(Extracted data entries)
* begin *

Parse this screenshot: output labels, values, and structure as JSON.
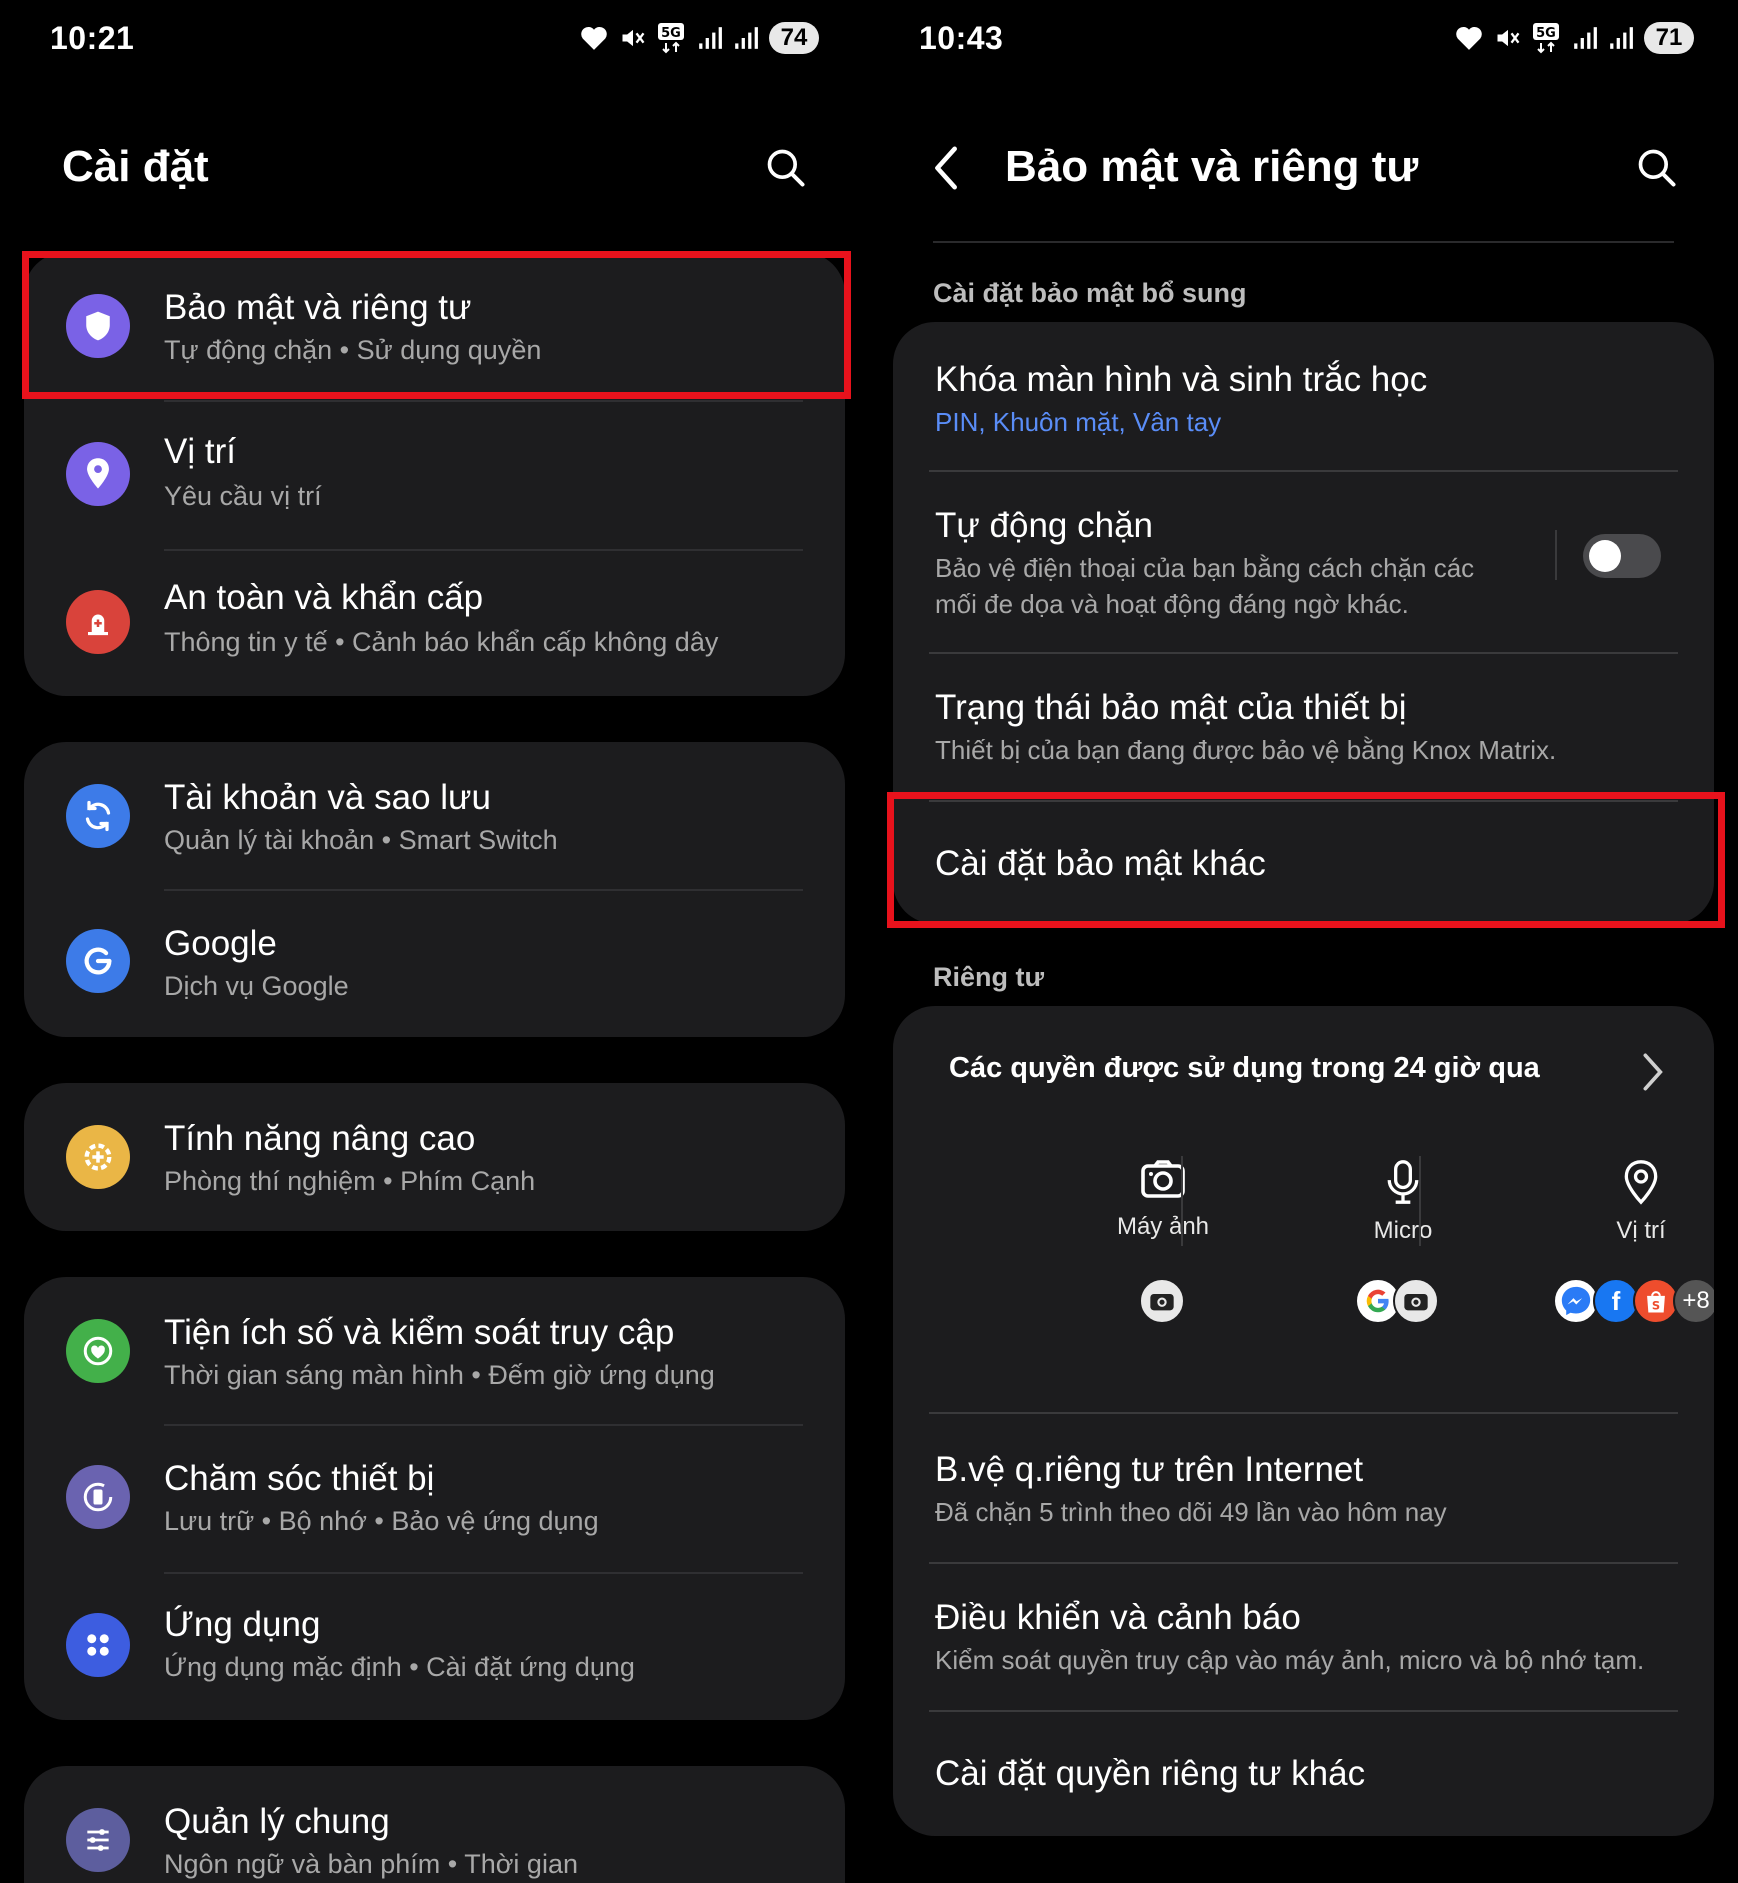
{
  "left": {
    "status": {
      "time": "10:21",
      "battery": "74"
    },
    "title": "Cài đặt",
    "groups": [
      {
        "items": [
          {
            "title": "Bảo mật và riêng tư",
            "subtitle": "Tự động chặn  •  Sử dụng quyền",
            "icon": "shield-icon",
            "color": "#7a62e6"
          },
          {
            "title": "Vị trí",
            "subtitle": "Yêu cầu vị trí",
            "icon": "location-pin-icon",
            "color": "#7a62e6"
          },
          {
            "title": "An toàn và khẩn cấp",
            "subtitle": "Thông tin y tế  •  Cảnh báo khẩn cấp không dây",
            "icon": "emergency-icon",
            "color": "#d9433b"
          }
        ]
      },
      {
        "items": [
          {
            "title": "Tài khoản và sao lưu",
            "subtitle": "Quản lý tài khoản  •  Smart Switch",
            "icon": "sync-icon",
            "color": "#3d7be8"
          },
          {
            "title": "Google",
            "subtitle": "Dịch vụ Google",
            "icon": "google-icon",
            "color": "#3d7be8"
          }
        ]
      },
      {
        "items": [
          {
            "title": "Tính năng nâng cao",
            "subtitle": "Phòng thí nghiệm  •  Phím Cạnh",
            "icon": "plus-gear-icon",
            "color": "#eab646"
          }
        ]
      },
      {
        "items": [
          {
            "title": "Tiện ích số và kiểm soát truy cập",
            "subtitle": "Thời gian sáng màn hình  •  Đếm giờ ứng dụng",
            "icon": "wellbeing-icon",
            "color": "#43b04a"
          },
          {
            "title": "Chăm sóc thiết bị",
            "subtitle": "Lưu trữ  •  Bộ nhớ  •  Bảo vệ ứng dụng",
            "icon": "device-care-icon",
            "color": "#6a63b0"
          },
          {
            "title": "Ứng dụng",
            "subtitle": "Ứng dụng mặc định  •  Cài đặt ứng dụng",
            "icon": "apps-grid-icon",
            "color": "#3d5de0"
          }
        ]
      },
      {
        "items": [
          {
            "title": "Quản lý chung",
            "subtitle": "Ngôn ngữ và bàn phím  •  Thời gian",
            "icon": "sliders-icon",
            "color": "#5d5e9e"
          }
        ]
      }
    ]
  },
  "right": {
    "status": {
      "time": "10:43",
      "battery": "71"
    },
    "title": "Bảo mật và riêng tư",
    "section_security": "Cài đặt bảo mật bổ sung",
    "lockscreen": {
      "title": "Khóa màn hình và sinh trắc học",
      "subtitle": "PIN, Khuôn mặt, Vân tay"
    },
    "autoblock": {
      "title": "Tự động chặn",
      "subtitle_l1": "Bảo vệ điện thoại của bạn bằng cách chặn các",
      "subtitle_l2": "mối đe dọa và hoạt động đáng ngờ khác.",
      "toggle_on": false
    },
    "device_status": {
      "title": "Trạng thái bảo mật của thiết bị",
      "subtitle": "Thiết bị của bạn đang được bảo vệ bằng Knox Matrix."
    },
    "other_security": {
      "title": "Cài đặt bảo mật khác"
    },
    "section_privacy": "Riêng tư",
    "permissions": {
      "title": "Các quyền được sử dụng trong 24 giờ qua",
      "columns": [
        {
          "label": "Máy ảnh",
          "icon": "camera-icon"
        },
        {
          "label": "Micro",
          "icon": "microphone-icon"
        },
        {
          "label": "Vị trí",
          "icon": "location-pin-icon"
        }
      ],
      "more_count": "+8"
    },
    "internet_privacy": {
      "title": "B.vệ q.riêng tư trên Internet",
      "subtitle": "Đã chặn 5 trình theo dõi 49 lần vào hôm nay"
    },
    "controls": {
      "title": "Điều khiển và cảnh báo",
      "subtitle": "Kiểm soát quyền truy cập vào máy ảnh, micro và bộ nhớ tạm."
    },
    "other_privacy": {
      "title": "Cài đặt quyền riêng tư khác"
    }
  },
  "colors": {
    "highlight": "#e8121c",
    "link_blue": "#5a8df7",
    "card_bg": "#1c1c1e"
  }
}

* end *

→ WORK REQUIRED
Write out every line from the entries where "khác" appears.

→ RESULT OF THIS TASK
      "subtitle_l2": "mối đe dọa và hoạt động đáng ngờ khác.",
      "title": "Cài đặt bảo mật khác"
      "title": "Cài đặt quyền riêng tư khác"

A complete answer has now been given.